— Start —

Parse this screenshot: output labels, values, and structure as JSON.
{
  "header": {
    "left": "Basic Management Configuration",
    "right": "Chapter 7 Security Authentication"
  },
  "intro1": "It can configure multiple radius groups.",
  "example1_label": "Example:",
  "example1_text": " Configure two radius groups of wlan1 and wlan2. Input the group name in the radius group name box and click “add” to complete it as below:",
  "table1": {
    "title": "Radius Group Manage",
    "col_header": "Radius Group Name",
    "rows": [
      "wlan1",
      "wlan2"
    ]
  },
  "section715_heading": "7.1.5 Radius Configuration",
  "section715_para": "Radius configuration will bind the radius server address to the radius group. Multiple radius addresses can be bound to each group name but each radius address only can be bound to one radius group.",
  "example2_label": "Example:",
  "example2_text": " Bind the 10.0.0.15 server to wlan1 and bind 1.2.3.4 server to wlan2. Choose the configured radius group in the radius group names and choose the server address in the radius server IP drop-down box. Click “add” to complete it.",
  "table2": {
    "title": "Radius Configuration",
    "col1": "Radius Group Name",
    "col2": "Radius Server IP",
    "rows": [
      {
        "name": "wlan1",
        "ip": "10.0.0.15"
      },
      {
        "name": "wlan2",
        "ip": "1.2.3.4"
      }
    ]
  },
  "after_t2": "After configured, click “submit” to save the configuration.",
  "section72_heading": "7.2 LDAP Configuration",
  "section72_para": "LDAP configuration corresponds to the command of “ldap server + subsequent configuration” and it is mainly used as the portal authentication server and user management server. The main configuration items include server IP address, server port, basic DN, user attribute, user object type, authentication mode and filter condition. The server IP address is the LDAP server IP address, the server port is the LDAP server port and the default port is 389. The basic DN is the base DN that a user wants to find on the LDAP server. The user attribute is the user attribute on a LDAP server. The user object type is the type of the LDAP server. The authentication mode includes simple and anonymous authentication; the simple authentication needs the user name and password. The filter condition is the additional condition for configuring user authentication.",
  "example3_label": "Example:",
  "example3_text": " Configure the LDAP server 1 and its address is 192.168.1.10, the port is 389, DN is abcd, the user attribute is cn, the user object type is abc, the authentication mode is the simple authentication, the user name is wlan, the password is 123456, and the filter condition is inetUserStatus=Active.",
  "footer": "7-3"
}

— End —

What to produce: Select every line in the records above that contains the word "groups".

Solution below:
  "intro1": "It can configure multiple radius groups.",
  "example1_text": " Configure two radius groups of wlan1 and wlan2. Input the group name in the radius group name box and click “add” to complete it as below:",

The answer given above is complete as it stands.